• **SOURCE MATERIAL**
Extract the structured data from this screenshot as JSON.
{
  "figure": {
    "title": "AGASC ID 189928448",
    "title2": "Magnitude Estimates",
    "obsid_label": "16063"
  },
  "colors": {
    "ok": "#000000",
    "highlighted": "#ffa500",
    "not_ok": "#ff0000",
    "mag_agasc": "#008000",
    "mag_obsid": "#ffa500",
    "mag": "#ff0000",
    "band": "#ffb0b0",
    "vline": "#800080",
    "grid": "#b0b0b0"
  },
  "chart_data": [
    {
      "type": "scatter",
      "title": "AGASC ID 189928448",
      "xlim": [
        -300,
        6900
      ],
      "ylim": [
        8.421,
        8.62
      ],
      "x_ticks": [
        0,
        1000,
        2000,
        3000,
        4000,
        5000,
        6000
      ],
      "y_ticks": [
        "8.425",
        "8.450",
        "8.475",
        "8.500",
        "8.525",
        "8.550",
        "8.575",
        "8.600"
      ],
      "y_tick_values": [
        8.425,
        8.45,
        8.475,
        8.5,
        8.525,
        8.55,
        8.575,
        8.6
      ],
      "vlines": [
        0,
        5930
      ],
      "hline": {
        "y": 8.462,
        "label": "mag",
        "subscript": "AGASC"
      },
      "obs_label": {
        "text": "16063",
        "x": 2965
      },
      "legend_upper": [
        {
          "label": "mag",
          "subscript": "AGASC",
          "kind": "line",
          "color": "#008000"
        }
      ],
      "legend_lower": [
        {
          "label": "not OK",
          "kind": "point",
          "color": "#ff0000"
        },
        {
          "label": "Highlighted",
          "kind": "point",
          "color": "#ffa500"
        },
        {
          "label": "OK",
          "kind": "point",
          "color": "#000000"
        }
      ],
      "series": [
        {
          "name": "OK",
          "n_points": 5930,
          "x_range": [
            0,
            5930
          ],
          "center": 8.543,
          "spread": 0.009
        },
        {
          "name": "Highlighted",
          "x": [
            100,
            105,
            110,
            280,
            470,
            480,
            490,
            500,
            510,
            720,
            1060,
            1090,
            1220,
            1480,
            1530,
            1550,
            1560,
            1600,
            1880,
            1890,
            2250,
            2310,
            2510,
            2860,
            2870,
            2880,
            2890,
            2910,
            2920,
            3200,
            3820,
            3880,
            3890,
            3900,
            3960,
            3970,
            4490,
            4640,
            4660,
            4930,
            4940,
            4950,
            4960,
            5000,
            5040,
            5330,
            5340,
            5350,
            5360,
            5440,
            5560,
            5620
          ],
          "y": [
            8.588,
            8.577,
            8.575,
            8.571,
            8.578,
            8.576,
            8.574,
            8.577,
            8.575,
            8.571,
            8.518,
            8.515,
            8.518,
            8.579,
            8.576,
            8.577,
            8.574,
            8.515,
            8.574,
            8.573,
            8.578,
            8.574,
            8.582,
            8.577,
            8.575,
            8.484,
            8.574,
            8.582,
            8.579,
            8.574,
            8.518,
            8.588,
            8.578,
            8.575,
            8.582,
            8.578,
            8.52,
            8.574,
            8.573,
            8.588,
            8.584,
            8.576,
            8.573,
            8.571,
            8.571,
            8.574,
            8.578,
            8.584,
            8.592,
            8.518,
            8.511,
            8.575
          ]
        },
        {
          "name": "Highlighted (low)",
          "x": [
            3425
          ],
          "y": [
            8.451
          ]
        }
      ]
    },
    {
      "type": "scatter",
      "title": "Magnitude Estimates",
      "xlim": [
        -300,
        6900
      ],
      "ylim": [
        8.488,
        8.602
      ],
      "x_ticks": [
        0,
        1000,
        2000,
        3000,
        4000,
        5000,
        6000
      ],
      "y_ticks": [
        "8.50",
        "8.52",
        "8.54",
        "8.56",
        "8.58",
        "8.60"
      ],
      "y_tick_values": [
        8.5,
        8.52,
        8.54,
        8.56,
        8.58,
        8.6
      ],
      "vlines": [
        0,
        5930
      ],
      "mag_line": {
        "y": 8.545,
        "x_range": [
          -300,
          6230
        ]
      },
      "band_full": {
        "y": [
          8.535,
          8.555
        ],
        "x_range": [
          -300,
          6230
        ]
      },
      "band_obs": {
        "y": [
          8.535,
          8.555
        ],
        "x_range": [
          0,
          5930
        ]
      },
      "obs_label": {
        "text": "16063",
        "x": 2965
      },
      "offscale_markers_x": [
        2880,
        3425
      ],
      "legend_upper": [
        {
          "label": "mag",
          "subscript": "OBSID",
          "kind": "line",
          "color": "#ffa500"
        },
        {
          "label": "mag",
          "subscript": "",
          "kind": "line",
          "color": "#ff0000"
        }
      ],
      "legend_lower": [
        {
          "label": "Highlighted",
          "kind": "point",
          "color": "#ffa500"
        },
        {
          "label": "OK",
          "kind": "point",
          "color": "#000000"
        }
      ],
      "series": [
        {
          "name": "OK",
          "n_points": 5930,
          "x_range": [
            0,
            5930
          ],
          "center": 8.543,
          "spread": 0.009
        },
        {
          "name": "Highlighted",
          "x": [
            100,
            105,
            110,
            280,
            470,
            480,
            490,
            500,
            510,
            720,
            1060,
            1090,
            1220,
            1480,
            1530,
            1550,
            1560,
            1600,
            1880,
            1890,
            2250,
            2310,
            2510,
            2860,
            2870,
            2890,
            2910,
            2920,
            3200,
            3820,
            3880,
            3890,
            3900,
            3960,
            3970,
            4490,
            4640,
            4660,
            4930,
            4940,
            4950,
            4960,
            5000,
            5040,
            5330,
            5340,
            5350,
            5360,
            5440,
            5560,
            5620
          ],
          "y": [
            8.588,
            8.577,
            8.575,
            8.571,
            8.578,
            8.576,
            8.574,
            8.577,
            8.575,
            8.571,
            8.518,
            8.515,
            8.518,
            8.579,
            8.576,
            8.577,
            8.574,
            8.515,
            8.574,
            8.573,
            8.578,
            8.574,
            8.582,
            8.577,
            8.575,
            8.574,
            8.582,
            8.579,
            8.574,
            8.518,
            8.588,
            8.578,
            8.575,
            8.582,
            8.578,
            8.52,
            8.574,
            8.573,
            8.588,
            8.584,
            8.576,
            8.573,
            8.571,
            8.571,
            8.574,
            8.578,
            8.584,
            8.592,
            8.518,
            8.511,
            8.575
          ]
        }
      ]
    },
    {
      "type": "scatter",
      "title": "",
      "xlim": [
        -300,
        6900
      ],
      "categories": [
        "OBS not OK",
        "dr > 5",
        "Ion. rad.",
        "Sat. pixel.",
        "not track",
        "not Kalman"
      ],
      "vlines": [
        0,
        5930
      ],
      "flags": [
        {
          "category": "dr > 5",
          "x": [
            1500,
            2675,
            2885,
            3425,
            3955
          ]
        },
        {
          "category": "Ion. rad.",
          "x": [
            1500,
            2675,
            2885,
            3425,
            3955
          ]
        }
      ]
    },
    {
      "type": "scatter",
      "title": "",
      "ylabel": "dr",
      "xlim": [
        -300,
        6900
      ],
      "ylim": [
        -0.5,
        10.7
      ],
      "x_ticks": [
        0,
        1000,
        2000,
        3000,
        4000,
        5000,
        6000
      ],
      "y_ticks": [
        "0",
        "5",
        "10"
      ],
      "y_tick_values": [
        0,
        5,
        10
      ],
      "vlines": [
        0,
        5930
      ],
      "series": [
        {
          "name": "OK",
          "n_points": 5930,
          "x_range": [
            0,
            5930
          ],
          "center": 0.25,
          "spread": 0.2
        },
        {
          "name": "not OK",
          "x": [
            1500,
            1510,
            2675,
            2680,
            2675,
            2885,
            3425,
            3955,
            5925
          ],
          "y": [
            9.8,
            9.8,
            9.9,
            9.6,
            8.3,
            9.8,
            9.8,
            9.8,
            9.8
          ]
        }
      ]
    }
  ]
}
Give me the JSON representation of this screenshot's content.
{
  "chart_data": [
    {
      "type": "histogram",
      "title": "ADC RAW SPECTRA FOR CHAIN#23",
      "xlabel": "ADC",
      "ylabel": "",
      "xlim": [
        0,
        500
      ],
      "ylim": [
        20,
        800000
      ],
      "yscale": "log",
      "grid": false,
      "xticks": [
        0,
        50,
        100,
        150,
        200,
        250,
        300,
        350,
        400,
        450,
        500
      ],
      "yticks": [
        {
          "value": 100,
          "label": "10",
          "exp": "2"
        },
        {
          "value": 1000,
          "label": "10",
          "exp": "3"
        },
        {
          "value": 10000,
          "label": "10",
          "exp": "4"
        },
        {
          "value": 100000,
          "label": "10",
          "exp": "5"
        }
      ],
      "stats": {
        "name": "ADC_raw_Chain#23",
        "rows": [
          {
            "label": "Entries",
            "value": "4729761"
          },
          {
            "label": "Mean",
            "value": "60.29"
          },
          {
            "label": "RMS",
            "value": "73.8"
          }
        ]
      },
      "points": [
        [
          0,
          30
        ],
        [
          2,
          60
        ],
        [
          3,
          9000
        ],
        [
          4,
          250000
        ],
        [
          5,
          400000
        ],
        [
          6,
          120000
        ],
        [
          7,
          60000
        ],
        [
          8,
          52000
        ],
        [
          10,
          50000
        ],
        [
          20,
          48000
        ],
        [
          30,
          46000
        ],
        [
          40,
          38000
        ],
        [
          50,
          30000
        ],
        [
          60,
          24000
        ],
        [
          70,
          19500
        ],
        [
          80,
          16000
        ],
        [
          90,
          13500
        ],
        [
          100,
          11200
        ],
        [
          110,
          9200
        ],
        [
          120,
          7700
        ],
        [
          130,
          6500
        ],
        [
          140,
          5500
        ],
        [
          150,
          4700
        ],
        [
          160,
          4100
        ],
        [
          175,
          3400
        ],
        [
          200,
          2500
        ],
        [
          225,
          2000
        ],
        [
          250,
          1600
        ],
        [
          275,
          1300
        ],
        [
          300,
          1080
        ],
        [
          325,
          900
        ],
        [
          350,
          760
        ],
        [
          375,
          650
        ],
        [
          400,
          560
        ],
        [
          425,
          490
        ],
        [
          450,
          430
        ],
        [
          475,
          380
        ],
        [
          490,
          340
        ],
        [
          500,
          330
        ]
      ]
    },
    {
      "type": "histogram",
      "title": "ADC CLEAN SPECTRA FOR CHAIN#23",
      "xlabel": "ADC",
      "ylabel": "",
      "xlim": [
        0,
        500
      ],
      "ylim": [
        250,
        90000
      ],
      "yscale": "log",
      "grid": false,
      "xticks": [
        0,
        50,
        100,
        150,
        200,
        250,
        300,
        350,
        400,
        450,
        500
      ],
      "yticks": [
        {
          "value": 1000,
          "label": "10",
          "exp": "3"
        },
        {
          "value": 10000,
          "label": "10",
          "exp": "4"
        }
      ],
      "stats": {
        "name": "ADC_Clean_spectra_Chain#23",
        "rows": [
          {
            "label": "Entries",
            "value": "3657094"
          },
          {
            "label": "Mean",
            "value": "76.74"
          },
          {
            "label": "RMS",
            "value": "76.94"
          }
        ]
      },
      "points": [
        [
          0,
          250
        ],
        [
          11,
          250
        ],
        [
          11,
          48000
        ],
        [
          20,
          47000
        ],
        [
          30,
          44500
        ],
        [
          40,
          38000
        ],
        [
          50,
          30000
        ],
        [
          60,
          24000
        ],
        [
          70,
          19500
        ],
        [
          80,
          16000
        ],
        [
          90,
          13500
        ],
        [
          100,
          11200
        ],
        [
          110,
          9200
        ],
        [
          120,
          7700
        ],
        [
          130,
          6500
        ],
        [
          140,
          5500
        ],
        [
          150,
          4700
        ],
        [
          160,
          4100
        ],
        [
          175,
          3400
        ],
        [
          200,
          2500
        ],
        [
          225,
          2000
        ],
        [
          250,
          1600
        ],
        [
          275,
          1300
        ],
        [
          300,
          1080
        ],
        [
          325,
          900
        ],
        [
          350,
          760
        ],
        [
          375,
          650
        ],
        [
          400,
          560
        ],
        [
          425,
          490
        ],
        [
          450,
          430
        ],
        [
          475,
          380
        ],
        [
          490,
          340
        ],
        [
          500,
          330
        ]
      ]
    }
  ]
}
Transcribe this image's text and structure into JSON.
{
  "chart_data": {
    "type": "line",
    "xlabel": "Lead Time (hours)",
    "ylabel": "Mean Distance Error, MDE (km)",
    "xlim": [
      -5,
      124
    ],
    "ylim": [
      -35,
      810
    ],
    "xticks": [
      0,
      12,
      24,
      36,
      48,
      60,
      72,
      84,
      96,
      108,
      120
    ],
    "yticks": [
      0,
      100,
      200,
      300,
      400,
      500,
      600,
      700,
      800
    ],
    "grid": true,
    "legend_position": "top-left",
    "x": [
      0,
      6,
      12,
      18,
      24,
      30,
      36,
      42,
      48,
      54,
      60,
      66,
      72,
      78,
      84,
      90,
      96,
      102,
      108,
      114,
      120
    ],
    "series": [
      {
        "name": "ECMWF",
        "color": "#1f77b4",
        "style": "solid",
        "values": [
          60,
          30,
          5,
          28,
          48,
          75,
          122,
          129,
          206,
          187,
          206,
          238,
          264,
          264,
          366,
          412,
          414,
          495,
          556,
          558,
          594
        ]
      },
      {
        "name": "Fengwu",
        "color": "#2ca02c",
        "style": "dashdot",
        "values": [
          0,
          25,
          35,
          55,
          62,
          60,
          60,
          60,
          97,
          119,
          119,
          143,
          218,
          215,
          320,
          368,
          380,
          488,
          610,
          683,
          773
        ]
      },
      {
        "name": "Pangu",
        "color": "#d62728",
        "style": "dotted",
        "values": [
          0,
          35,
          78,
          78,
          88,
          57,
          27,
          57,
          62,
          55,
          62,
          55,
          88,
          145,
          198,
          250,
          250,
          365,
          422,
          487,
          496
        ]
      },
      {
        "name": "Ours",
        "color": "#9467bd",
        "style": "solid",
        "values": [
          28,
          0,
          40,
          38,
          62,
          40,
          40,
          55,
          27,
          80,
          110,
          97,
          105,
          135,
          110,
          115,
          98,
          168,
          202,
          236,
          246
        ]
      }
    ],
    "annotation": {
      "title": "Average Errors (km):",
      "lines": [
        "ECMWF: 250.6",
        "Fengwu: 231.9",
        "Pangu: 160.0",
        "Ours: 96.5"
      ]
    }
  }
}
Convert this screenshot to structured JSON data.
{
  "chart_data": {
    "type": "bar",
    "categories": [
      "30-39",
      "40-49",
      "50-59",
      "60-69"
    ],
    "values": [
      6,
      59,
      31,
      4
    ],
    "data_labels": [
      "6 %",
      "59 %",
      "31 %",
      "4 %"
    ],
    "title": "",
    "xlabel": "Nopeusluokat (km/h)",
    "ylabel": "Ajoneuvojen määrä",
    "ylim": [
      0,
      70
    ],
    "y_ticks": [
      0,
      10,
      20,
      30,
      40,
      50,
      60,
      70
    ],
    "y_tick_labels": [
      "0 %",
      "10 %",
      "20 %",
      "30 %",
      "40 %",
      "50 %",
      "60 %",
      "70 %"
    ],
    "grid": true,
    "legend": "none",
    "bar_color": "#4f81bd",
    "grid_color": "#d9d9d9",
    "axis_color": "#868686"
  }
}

• **GIVEN REQUEST**
Copy exactly the lines from the one containing "Convert this screenshot" through the last line of the records, both included, and nothing else.

• **FULL OUTPUT**
Convert this screenshot to structured JSON data.
{
  "chart_data": {
    "type": "bar",
    "categories": [
      "30-39",
      "40-49",
      "50-59",
      "60-69"
    ],
    "values": [
      6,
      59,
      31,
      4
    ],
    "data_labels": [
      "6 %",
      "59 %",
      "31 %",
      "4 %"
    ],
    "title": "",
    "xlabel": "Nopeusluokat (km/h)",
    "ylabel": "Ajoneuvojen määrä",
    "ylim": [
      0,
      70
    ],
    "y_ticks": [
      0,
      10,
      20,
      30,
      40,
      50,
      60,
      70
    ],
    "y_tick_labels": [
      "0 %",
      "10 %",
      "20 %",
      "30 %",
      "40 %",
      "50 %",
      "60 %",
      "70 %"
    ],
    "grid": true,
    "legend": "none",
    "bar_color": "#4f81bd",
    "grid_color": "#d9d9d9",
    "axis_color": "#868686"
  }
}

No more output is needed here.